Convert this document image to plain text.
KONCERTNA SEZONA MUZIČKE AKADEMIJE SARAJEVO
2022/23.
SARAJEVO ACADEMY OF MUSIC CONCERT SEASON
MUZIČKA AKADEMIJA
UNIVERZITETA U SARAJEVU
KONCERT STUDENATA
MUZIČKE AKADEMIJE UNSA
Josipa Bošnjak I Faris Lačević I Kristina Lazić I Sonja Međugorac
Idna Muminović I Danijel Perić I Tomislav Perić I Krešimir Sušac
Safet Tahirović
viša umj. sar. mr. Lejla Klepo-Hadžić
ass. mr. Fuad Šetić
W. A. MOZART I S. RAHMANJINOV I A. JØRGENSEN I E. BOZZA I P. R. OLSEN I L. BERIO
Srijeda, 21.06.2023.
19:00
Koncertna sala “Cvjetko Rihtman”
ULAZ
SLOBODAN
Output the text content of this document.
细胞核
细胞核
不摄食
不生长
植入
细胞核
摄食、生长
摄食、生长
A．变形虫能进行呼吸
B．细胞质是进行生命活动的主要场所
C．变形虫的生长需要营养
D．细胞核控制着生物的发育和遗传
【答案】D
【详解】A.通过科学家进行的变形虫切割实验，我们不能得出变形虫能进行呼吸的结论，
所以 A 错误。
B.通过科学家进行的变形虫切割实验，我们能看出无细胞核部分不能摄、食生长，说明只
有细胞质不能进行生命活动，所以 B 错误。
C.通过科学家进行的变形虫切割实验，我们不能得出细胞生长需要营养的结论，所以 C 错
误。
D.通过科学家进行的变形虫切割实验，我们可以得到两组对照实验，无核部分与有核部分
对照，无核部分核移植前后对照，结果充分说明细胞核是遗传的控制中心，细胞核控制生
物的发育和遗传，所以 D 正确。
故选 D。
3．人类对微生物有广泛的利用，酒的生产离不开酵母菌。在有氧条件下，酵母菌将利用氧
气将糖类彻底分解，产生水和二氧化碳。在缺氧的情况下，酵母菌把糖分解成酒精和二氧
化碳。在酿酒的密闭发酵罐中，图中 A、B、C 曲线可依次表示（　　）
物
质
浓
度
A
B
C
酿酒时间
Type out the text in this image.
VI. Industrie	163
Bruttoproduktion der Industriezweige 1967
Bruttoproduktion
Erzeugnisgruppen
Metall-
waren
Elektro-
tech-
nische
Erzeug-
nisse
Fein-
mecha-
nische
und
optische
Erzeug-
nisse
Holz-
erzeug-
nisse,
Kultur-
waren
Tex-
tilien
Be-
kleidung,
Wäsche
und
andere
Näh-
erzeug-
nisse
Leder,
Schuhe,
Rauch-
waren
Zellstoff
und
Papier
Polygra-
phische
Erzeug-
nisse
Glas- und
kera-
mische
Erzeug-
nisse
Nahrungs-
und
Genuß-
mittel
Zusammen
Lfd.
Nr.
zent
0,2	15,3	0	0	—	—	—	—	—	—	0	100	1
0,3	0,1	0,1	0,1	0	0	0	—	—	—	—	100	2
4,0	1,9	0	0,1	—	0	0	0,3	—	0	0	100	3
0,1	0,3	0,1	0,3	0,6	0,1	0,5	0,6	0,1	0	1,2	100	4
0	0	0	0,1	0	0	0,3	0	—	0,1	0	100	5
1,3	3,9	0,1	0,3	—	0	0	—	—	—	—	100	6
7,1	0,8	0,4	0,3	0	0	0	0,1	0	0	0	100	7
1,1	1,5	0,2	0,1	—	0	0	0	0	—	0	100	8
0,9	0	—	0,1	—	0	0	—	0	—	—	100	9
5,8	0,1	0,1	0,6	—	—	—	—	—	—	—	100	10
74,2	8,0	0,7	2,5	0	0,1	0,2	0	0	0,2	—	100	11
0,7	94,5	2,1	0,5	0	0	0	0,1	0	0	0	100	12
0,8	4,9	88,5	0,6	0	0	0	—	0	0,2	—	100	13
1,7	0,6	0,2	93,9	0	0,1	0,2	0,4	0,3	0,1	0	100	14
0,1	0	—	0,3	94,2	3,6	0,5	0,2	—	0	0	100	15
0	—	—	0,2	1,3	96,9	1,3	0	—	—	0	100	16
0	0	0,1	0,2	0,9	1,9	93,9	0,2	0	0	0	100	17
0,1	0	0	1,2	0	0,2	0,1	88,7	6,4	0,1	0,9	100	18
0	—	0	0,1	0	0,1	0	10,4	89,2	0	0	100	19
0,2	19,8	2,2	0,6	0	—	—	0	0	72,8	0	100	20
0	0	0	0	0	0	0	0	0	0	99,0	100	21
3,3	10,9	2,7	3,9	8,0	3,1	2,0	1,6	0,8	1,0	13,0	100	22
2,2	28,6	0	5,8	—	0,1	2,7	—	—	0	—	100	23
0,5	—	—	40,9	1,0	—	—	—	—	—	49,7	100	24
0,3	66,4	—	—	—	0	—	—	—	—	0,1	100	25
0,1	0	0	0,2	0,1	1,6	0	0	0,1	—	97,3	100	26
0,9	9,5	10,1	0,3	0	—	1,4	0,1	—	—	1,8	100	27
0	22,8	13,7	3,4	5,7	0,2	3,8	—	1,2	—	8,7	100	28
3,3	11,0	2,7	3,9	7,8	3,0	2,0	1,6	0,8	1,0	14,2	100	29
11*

----

▸ **Goal**
Send back every record, precisely as written.

▸ **Expected answer**
Convert this document image to plain text.
KONCERTNA SEZONA MUZIČKE AKADEMIJE SARAJEVO
2022/23.
SARAJEVO ACADEMY OF MUSIC CONCERT SEASON
MUZIČKA AKADEMIJA
UNIVERZITETA U SARAJEVU
KONCERT STUDENATA
MUZIČKE AKADEMIJE UNSA
Josipa Bošnjak I Faris Lačević I Kristina Lazić I Sonja Međugorac
Idna Muminović I Danijel Perić I Tomislav Perić I Krešimir Sušac
Safet Tahirović
viša umj. sar. mr. Lejla Klepo-Hadžić
ass. mr. Fuad Šetić
W. A. MOZART I S. RAHMANJINOV I A. JØRGENSEN I E. BOZZA I P. R. OLSEN I L. BERIO
Srijeda, 21.06.2023.
19:00
Koncertna sala “Cvjetko Rihtman”
ULAZ
SLOBODAN
Output the text content of this document.
细胞核
细胞核
不摄食
不生长
植入
细胞核
摄食、生长
摄食、生长
A．变形虫能进行呼吸
B．细胞质是进行生命活动的主要场所
C．变形虫的生长需要营养
D．细胞核控制着生物的发育和遗传
【答案】D
【详解】A.通过科学家进行的变形虫切割实验，我们不能得出变形虫能进行呼吸的结论，
所以 A 错误。
B.通过科学家进行的变形虫切割实验，我们能看出无细胞核部分不能摄、食生长，说明只
有细胞质不能进行生命活动，所以 B 错误。
C.通过科学家进行的变形虫切割实验，我们不能得出细胞生长需要营养的结论，所以 C 错
误。
D.通过科学家进行的变形虫切割实验，我们可以得到两组对照实验，无核部分与有核部分
对照，无核部分核移植前后对照，结果充分说明细胞核是遗传的控制中心，细胞核控制生
物的发育和遗传，所以 D 正确。
故选 D。
3．人类对微生物有广泛的利用，酒的生产离不开酵母菌。在有氧条件下，酵母菌将利用氧
气将糖类彻底分解，产生水和二氧化碳。在缺氧的情况下，酵母菌把糖分解成酒精和二氧
化碳。在酿酒的密闭发酵罐中，图中 A、B、C 曲线可依次表示（　　）
物
质
浓
度
A
B
C
酿酒时间
Type out the text in this image.
VI. Industrie	163
Bruttoproduktion der Industriezweige 1967
Bruttoproduktion
Erzeugnisgruppen
Metall-
waren
Elektro-
tech-
nische
Erzeug-
nisse
Fein-
mecha-
nische
und
optische
Erzeug-
nisse
Holz-
erzeug-
nisse,
Kultur-
waren
Tex-
tilien
Be-
kleidung,
Wäsche
und
andere
Näh-
erzeug-
nisse
Leder,
Schuhe,
Rauch-
waren
Zellstoff
und
Papier
Polygra-
phische
Erzeug-
nisse
Glas- und
kera-
mische
Erzeug-
nisse
Nahrungs-
und
Genuß-
mittel
Zusammen
Lfd.
Nr.
zent
0,2	15,3	0	0	—	—	—	—	—	—	0	100	1
0,3	0,1	0,1	0,1	0	0	0	—	—	—	—	100	2
4,0	1,9	0	0,1	—	0	0	0,3	—	0	0	100	3
0,1	0,3	0,1	0,3	0,6	0,1	0,5	0,6	0,1	0	1,2	100	4
0	0	0	0,1	0	0	0,3	0	—	0,1	0	100	5
1,3	3,9	0,1	0,3	—	0	0	—	—	—	—	100	6
7,1	0,8	0,4	0,3	0	0	0	0,1	0	0	0	100	7
1,1	1,5	0,2	0,1	—	0	0	0	0	—	0	100	8
0,9	0	—	0,1	—	0	0	—	0	—	—	100	9
5,8	0,1	0,1	0,6	—	—	—	—	—	—	—	100	10
74,2	8,0	0,7	2,5	0	0,1	0,2	0	0	0,2	—	100	11
0,7	94,5	2,1	0,5	0	0	0	0,1	0	0	0	100	12
0,8	4,9	88,5	0,6	0	0	0	—	0	0,2	—	100	13
1,7	0,6	0,2	93,9	0	0,1	0,2	0,4	0,3	0,1	0	100	14
0,1	0	—	0,3	94,2	3,6	0,5	0,2	—	0	0	100	15
0	—	—	0,2	1,3	96,9	1,3	0	—	—	0	100	16
0	0	0,1	0,2	0,9	1,9	93,9	0,2	0	0	0	100	17
0,1	0	0	1,2	0	0,2	0,1	88,7	6,4	0,1	0,9	100	18
0	—	0	0,1	0	0,1	0	10,4	89,2	0	0	100	19
0,2	19,8	2,2	0,6	0	—	—	0	0	72,8	0	100	20
0	0	0	0	0	0	0	0	0	0	99,0	100	21
3,3	10,9	2,7	3,9	8,0	3,1	2,0	1,6	0,8	1,0	13,0	100	22
2,2	28,6	0	5,8	—	0,1	2,7	—	—	0	—	100	23
0,5	—	—	40,9	1,0	—	—	—	—	—	49,7	100	24
0,3	66,4	—	—	—	0	—	—	—	—	0,1	100	25
0,1	0	0	0,2	0,1	1,6	0	0	0,1	—	97,3	100	26
0,9	9,5	10,1	0,3	0	—	1,4	0,1	—	—	1,8	100	27
0	22,8	13,7	3,4	5,7	0,2	3,8	—	1,2	—	8,7	100	28
3,3	11,0	2,7	3,9	7,8	3,0	2,0	1,6	0,8	1,0	14,2	100	29
11*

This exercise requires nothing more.